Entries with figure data

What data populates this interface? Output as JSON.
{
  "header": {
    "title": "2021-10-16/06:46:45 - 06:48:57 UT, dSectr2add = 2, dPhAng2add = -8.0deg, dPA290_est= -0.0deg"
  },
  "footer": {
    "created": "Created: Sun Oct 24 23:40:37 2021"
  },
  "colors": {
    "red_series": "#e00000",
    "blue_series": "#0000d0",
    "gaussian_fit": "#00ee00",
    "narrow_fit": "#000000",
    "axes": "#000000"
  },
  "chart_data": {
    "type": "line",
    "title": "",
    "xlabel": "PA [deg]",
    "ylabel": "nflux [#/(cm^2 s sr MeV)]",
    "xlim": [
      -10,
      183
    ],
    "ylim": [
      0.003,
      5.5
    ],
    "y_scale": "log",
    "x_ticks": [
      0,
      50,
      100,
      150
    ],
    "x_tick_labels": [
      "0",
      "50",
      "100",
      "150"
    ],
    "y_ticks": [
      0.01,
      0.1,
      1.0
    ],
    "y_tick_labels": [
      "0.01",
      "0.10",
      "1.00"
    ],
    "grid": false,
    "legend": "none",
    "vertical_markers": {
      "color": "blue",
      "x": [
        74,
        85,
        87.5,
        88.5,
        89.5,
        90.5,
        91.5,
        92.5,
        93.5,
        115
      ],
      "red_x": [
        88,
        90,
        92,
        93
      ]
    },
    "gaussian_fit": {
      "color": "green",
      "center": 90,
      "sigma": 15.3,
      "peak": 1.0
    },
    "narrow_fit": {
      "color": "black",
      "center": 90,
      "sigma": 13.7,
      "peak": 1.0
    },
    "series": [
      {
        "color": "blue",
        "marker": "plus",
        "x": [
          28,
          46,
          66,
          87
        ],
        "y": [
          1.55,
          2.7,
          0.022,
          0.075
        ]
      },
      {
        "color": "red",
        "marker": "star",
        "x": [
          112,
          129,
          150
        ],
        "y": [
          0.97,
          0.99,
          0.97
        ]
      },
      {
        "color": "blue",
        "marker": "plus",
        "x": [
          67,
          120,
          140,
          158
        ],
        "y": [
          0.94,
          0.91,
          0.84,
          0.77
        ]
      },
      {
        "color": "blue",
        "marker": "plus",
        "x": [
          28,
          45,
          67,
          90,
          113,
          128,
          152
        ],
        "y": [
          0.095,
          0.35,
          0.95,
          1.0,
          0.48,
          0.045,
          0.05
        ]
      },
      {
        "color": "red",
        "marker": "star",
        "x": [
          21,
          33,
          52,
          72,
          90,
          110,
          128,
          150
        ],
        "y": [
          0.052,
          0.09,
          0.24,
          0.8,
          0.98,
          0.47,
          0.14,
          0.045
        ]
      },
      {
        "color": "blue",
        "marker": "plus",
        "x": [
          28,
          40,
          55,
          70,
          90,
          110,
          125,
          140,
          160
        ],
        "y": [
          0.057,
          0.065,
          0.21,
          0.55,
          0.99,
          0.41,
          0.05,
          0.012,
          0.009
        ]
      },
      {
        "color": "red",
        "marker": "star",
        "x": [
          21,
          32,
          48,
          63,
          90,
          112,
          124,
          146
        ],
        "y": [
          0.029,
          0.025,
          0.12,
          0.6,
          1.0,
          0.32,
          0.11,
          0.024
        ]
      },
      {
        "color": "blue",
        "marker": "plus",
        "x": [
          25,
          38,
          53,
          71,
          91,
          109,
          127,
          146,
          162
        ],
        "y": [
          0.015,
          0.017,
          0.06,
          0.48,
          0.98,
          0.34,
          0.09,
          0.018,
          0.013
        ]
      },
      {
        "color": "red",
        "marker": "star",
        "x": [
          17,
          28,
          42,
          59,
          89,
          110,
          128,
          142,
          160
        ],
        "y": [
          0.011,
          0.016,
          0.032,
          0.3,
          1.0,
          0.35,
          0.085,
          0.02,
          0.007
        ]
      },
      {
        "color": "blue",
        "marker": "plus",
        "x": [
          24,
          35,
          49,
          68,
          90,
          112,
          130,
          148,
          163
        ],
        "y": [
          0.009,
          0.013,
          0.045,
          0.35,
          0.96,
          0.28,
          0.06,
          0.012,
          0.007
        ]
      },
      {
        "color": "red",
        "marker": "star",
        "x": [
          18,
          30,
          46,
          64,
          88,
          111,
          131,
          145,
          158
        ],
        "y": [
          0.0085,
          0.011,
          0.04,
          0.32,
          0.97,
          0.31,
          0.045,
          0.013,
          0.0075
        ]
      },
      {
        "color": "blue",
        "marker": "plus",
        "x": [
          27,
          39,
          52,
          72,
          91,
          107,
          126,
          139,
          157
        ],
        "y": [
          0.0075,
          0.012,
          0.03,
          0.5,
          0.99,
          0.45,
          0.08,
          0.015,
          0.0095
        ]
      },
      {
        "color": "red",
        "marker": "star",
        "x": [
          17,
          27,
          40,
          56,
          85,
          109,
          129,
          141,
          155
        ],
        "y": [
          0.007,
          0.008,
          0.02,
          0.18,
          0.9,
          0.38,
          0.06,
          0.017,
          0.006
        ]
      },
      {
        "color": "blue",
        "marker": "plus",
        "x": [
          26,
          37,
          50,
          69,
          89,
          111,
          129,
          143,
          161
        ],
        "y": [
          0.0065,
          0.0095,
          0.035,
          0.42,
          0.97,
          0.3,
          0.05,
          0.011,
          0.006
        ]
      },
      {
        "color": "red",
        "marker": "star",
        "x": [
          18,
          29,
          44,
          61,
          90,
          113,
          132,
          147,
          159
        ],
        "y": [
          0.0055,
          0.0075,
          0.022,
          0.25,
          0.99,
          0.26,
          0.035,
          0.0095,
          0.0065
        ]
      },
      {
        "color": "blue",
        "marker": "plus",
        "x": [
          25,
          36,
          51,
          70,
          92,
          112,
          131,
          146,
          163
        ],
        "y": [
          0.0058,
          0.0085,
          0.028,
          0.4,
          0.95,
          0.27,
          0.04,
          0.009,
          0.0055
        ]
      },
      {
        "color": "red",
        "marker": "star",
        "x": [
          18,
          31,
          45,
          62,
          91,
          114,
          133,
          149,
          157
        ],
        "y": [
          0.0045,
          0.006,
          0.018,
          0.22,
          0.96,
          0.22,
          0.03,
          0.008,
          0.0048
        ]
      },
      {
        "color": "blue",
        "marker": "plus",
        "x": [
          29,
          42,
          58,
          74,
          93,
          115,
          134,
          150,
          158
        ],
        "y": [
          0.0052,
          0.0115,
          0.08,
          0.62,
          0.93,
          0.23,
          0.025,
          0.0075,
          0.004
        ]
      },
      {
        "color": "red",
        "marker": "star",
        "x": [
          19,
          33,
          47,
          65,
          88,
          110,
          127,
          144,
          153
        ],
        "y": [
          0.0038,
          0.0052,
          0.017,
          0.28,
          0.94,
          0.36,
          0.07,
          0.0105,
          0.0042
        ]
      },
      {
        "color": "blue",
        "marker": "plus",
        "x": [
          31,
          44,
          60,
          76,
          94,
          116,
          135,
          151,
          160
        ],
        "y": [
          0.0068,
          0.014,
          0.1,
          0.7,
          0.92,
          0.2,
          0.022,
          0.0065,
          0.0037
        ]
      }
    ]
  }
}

WRITTEN EXERCISE: Go through the entries and repeat each one exactly.

SOLUTION FOR THIS EXERCISE:
What data populates this interface? Output as JSON.
{
  "header": {
    "title": "2021-10-16/06:46:45 - 06:48:57 UT, dSectr2add = 2, dPhAng2add = -8.0deg, dPA290_est= -0.0deg"
  },
  "footer": {
    "created": "Created: Sun Oct 24 23:40:37 2021"
  },
  "colors": {
    "red_series": "#e00000",
    "blue_series": "#0000d0",
    "gaussian_fit": "#00ee00",
    "narrow_fit": "#000000",
    "axes": "#000000"
  },
  "chart_data": {
    "type": "line",
    "title": "",
    "xlabel": "PA [deg]",
    "ylabel": "nflux [#/(cm^2 s sr MeV)]",
    "xlim": [
      -10,
      183
    ],
    "ylim": [
      0.003,
      5.5
    ],
    "y_scale": "log",
    "x_ticks": [
      0,
      50,
      100,
      150
    ],
    "x_tick_labels": [
      "0",
      "50",
      "100",
      "150"
    ],
    "y_ticks": [
      0.01,
      0.1,
      1.0
    ],
    "y_tick_labels": [
      "0.01",
      "0.10",
      "1.00"
    ],
    "grid": false,
    "legend": "none",
    "vertical_markers": {
      "color": "blue",
      "x": [
        74,
        85,
        87.5,
        88.5,
        89.5,
        90.5,
        91.5,
        92.5,
        93.5,
        115
      ],
      "red_x": [
        88,
        90,
        92,
        93
      ]
    },
    "gaussian_fit": {
      "color": "green",
      "center": 90,
      "sigma": 15.3,
      "peak": 1.0
    },
    "narrow_fit": {
      "color": "black",
      "center": 90,
      "sigma": 13.7,
      "peak": 1.0
    },
    "series": [
      {
        "color": "blue",
        "marker": "plus",
        "x": [
          28,
          46,
          66,
          87
        ],
        "y": [
          1.55,
          2.7,
          0.022,
          0.075
        ]
      },
      {
        "color": "red",
        "marker": "star",
        "x": [
          112,
          129,
          150
        ],
        "y": [
          0.97,
          0.99,
          0.97
        ]
      },
      {
        "color": "blue",
        "marker": "plus",
        "x": [
          67,
          120,
          140,
          158
        ],
        "y": [
          0.94,
          0.91,
          0.84,
          0.77
        ]
      },
      {
        "color": "blue",
        "marker": "plus",
        "x": [
          28,
          45,
          67,
          90,
          113,
          128,
          152
        ],
        "y": [
          0.095,
          0.35,
          0.95,
          1.0,
          0.48,
          0.045,
          0.05
        ]
      },
      {
        "color": "red",
        "marker": "star",
        "x": [
          21,
          33,
          52,
          72,
          90,
          110,
          128,
          150
        ],
        "y": [
          0.052,
          0.09,
          0.24,
          0.8,
          0.98,
          0.47,
          0.14,
          0.045
        ]
      },
      {
        "color": "blue",
        "marker": "plus",
        "x": [
          28,
          40,
          55,
          70,
          90,
          110,
          125,
          140,
          160
        ],
        "y": [
          0.057,
          0.065,
          0.21,
          0.55,
          0.99,
          0.41,
          0.05,
          0.012,
          0.009
        ]
      },
      {
        "color": "red",
        "marker": "star",
        "x": [
          21,
          32,
          48,
          63,
          90,
          112,
          124,
          146
        ],
        "y": [
          0.029,
          0.025,
          0.12,
          0.6,
          1.0,
          0.32,
          0.11,
          0.024
        ]
      },
      {
        "color": "blue",
        "marker": "plus",
        "x": [
          25,
          38,
          53,
          71,
          91,
          109,
          127,
          146,
          162
        ],
        "y": [
          0.015,
          0.017,
          0.06,
          0.48,
          0.98,
          0.34,
          0.09,
          0.018,
          0.013
        ]
      },
      {
        "color": "red",
        "marker": "star",
        "x": [
          17,
          28,
          42,
          59,
          89,
          110,
          128,
          142,
          160
        ],
        "y": [
          0.011,
          0.016,
          0.032,
          0.3,
          1.0,
          0.35,
          0.085,
          0.02,
          0.007
        ]
      },
      {
        "color": "blue",
        "marker": "plus",
        "x": [
          24,
          35,
          49,
          68,
          90,
          112,
          130,
          148,
          163
        ],
        "y": [
          0.009,
          0.013,
          0.045,
          0.35,
          0.96,
          0.28,
          0.06,
          0.012,
          0.007
        ]
      },
      {
        "color": "red",
        "marker": "star",
        "x": [
          18,
          30,
          46,
          64,
          88,
          111,
          131,
          145,
          158
        ],
        "y": [
          0.0085,
          0.011,
          0.04,
          0.32,
          0.97,
          0.31,
          0.045,
          0.013,
          0.0075
        ]
      },
      {
        "color": "blue",
        "marker": "plus",
        "x": [
          27,
          39,
          52,
          72,
          91,
          107,
          126,
          139,
          157
        ],
        "y": [
          0.0075,
          0.012,
          0.03,
          0.5,
          0.99,
          0.45,
          0.08,
          0.015,
          0.0095
        ]
      },
      {
        "color": "red",
        "marker": "star",
        "x": [
          17,
          27,
          40,
          56,
          85,
          109,
          129,
          141,
          155
        ],
        "y": [
          0.007,
          0.008,
          0.02,
          0.18,
          0.9,
          0.38,
          0.06,
          0.017,
          0.006
        ]
      },
      {
        "color": "blue",
        "marker": "plus",
        "x": [
          26,
          37,
          50,
          69,
          89,
          111,
          129,
          143,
          161
        ],
        "y": [
          0.0065,
          0.0095,
          0.035,
          0.42,
          0.97,
          0.3,
          0.05,
          0.011,
          0.006
        ]
      },
      {
        "color": "red",
        "marker": "star",
        "x": [
          18,
          29,
          44,
          61,
          90,
          113,
          132,
          147,
          159
        ],
        "y": [
          0.0055,
          0.0075,
          0.022,
          0.25,
          0.99,
          0.26,
          0.035,
          0.0095,
          0.0065
        ]
      },
      {
        "color": "blue",
        "marker": "plus",
        "x": [
          25,
          36,
          51,
          70,
          92,
          112,
          131,
          146,
          163
        ],
        "y": [
          0.0058,
          0.0085,
          0.028,
          0.4,
          0.95,
          0.27,
          0.04,
          0.009,
          0.0055
        ]
      },
      {
        "color": "red",
        "marker": "star",
        "x": [
          18,
          31,
          45,
          62,
          91,
          114,
          133,
          149,
          157
        ],
        "y": [
          0.0045,
          0.006,
          0.018,
          0.22,
          0.96,
          0.22,
          0.03,
          0.008,
          0.0048
        ]
      },
      {
        "color": "blue",
        "marker": "plus",
        "x": [
          29,
          42,
          58,
          74,
          93,
          115,
          134,
          150,
          158
        ],
        "y": [
          0.0052,
          0.0115,
          0.08,
          0.62,
          0.93,
          0.23,
          0.025,
          0.0075,
          0.004
        ]
      },
      {
        "color": "red",
        "marker": "star",
        "x": [
          19,
          33,
          47,
          65,
          88,
          110,
          127,
          144,
          153
        ],
        "y": [
          0.0038,
          0.0052,
          0.017,
          0.28,
          0.94,
          0.36,
          0.07,
          0.0105,
          0.0042
        ]
      },
      {
        "color": "blue",
        "marker": "plus",
        "x": [
          31,
          44,
          60,
          76,
          94,
          116,
          135,
          151,
          160
        ],
        "y": [
          0.0068,
          0.014,
          0.1,
          0.7,
          0.92,
          0.2,
          0.022,
          0.0065,
          0.0037
        ]
      }
    ]
  }
}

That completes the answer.